Description of the task: Tell how many lines in these records contain the string "zbek", with only the number as the reply.

Data for the task:

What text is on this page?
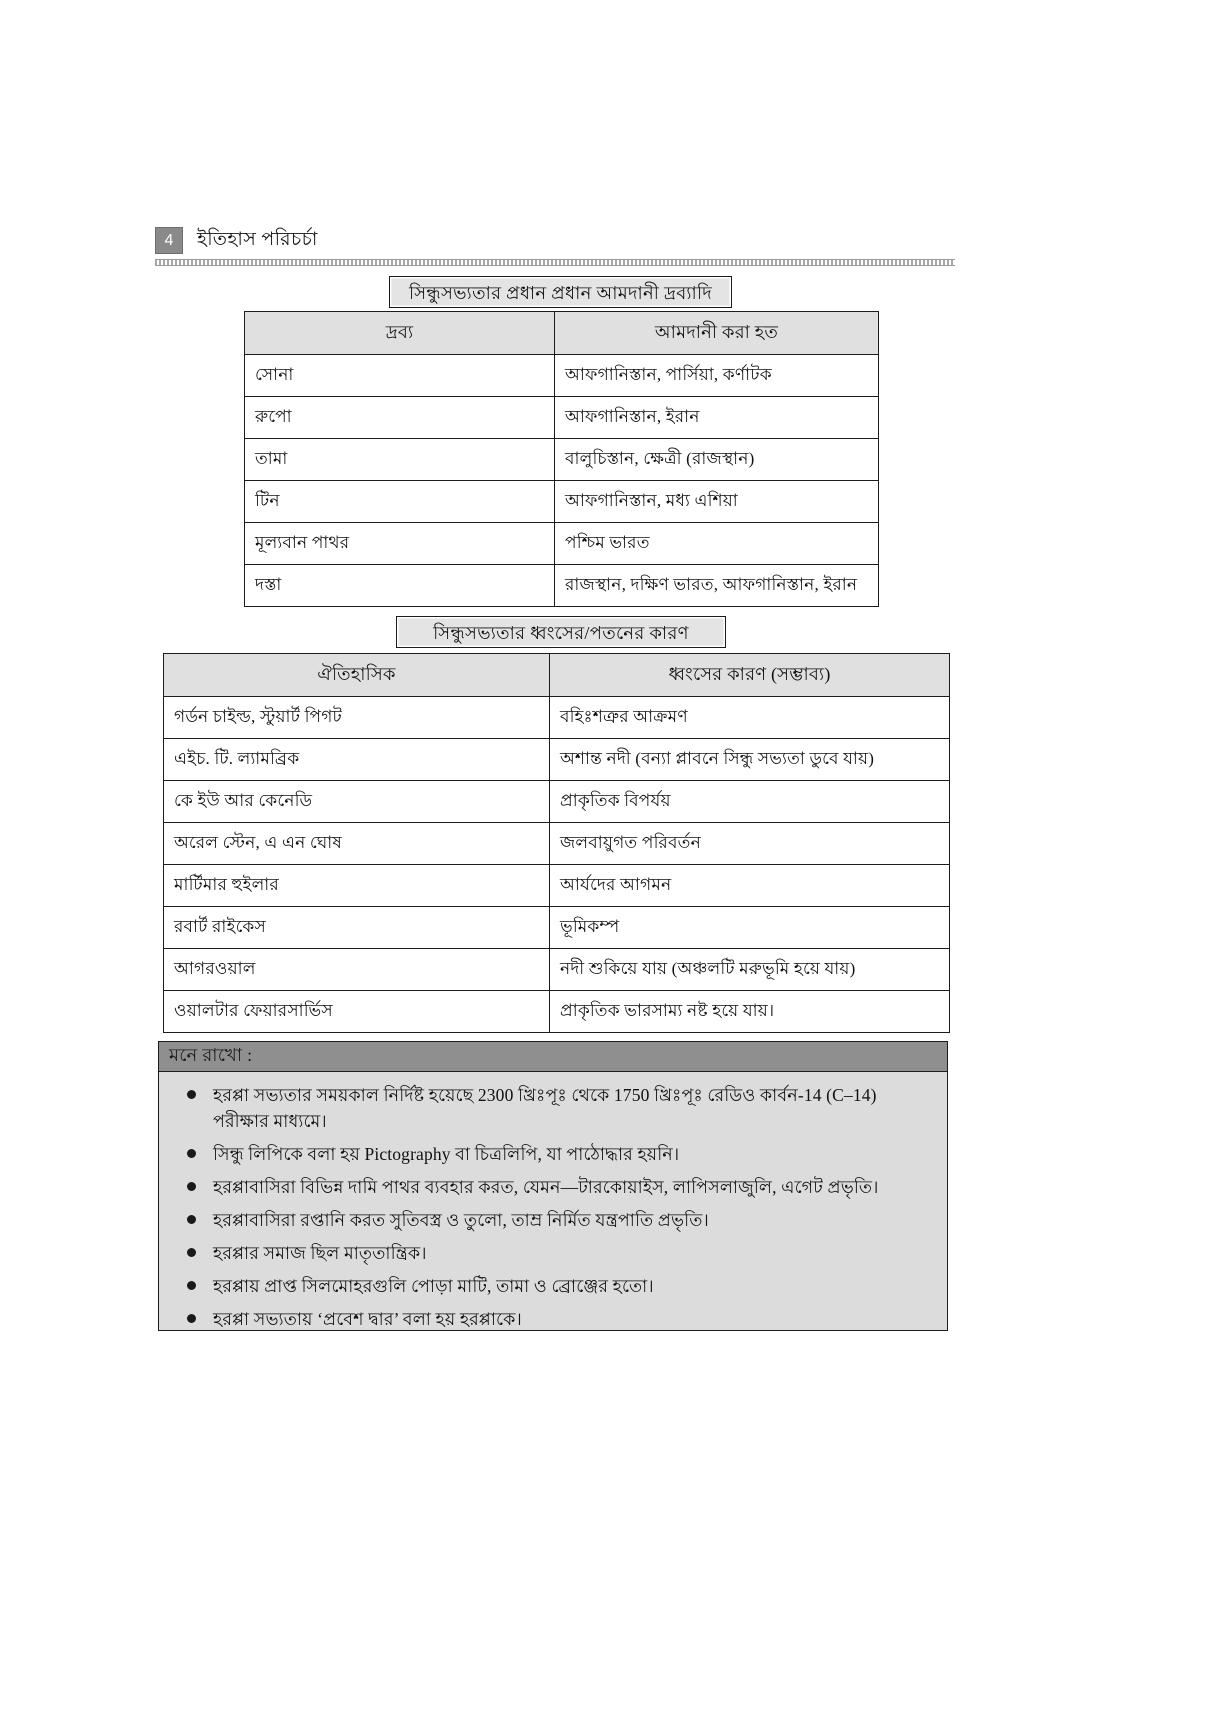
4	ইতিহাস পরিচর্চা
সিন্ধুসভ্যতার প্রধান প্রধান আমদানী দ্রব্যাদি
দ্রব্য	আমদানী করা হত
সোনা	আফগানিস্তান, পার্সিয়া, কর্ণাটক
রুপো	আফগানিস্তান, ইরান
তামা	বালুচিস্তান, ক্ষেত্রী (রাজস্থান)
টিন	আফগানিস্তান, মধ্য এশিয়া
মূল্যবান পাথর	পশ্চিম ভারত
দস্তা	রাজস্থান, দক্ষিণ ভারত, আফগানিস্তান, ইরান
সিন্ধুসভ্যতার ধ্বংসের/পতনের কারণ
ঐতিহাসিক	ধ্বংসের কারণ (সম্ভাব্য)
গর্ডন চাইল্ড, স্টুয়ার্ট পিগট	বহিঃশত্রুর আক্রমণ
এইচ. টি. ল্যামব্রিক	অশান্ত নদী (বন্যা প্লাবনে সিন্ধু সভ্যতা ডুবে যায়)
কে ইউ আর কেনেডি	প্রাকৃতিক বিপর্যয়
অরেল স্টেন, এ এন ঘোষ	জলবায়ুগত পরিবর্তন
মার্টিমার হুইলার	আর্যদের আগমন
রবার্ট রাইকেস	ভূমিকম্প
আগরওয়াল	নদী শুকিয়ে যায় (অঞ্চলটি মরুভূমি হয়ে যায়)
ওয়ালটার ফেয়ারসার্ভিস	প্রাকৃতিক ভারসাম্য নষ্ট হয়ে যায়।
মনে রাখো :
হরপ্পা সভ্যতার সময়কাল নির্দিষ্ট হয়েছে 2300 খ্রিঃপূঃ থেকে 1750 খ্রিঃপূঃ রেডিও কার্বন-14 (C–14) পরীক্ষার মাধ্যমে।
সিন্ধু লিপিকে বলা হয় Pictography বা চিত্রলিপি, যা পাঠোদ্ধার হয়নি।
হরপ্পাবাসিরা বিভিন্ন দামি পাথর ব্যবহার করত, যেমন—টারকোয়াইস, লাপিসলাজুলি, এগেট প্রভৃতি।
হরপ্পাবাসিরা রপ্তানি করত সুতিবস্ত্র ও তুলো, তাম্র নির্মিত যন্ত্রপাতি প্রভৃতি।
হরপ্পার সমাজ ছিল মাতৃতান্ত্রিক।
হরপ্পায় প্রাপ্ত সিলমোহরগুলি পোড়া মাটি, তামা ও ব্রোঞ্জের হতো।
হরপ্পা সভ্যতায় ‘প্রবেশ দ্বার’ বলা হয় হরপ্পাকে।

---

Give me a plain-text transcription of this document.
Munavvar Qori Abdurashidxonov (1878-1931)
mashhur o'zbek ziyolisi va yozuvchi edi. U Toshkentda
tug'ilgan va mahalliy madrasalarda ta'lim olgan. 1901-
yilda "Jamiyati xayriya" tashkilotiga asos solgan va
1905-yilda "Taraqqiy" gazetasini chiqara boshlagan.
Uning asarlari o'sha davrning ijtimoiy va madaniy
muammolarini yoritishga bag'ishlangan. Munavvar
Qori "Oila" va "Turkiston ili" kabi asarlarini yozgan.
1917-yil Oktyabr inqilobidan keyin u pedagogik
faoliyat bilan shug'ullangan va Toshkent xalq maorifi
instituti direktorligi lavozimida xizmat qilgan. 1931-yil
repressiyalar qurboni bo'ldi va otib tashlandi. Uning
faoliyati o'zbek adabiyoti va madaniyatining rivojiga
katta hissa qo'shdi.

==

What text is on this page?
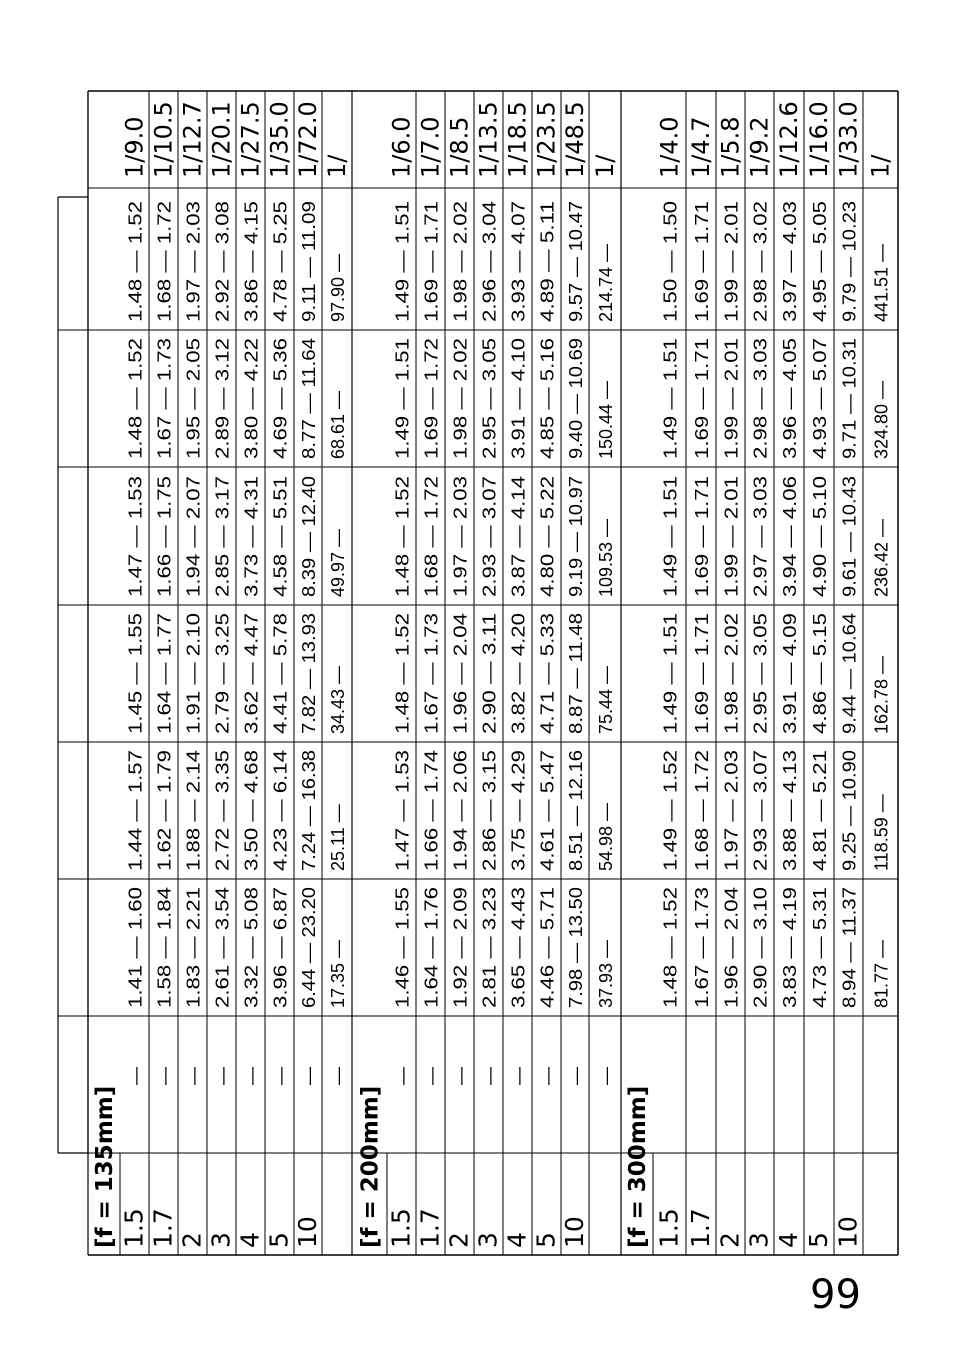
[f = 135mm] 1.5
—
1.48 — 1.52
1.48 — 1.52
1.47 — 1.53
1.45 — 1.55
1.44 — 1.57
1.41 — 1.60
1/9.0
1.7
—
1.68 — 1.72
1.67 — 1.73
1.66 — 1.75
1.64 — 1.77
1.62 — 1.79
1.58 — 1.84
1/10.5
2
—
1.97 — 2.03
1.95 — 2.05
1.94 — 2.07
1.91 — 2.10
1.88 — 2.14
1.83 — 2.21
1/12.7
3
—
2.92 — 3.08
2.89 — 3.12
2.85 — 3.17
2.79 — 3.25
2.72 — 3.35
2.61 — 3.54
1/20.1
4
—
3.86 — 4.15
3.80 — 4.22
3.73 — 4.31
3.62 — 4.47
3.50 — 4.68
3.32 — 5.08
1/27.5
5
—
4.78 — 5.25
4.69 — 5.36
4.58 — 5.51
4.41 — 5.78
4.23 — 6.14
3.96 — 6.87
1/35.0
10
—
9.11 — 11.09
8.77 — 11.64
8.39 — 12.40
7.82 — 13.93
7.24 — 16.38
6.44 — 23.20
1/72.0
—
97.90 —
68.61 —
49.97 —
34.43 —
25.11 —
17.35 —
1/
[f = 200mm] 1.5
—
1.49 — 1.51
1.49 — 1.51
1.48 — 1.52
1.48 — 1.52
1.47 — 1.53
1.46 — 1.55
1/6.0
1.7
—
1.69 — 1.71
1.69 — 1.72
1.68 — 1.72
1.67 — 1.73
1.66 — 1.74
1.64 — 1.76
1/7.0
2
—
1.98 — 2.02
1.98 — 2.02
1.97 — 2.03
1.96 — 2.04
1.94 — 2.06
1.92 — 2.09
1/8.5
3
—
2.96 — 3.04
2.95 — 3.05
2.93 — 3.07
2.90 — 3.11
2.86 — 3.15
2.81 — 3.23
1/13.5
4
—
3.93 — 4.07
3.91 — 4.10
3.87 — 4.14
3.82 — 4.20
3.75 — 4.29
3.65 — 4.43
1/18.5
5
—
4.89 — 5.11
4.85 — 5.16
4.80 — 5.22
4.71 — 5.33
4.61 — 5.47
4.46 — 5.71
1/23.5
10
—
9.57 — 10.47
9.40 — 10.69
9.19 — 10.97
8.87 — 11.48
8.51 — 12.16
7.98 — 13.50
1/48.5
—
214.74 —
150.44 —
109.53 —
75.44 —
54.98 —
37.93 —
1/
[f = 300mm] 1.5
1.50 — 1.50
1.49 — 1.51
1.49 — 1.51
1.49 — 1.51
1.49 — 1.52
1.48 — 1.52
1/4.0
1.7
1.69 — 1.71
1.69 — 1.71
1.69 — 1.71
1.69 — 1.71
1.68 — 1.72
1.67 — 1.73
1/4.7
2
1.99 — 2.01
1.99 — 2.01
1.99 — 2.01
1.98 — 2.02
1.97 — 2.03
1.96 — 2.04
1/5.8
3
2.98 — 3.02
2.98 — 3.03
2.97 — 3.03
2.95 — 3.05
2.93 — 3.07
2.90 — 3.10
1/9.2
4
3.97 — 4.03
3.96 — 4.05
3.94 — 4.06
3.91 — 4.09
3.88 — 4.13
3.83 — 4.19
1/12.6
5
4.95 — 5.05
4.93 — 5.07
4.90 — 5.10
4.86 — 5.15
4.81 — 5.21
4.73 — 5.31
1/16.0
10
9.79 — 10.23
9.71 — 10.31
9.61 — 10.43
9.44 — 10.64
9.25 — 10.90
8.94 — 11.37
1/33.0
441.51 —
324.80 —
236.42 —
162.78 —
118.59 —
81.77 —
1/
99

The completed task: 2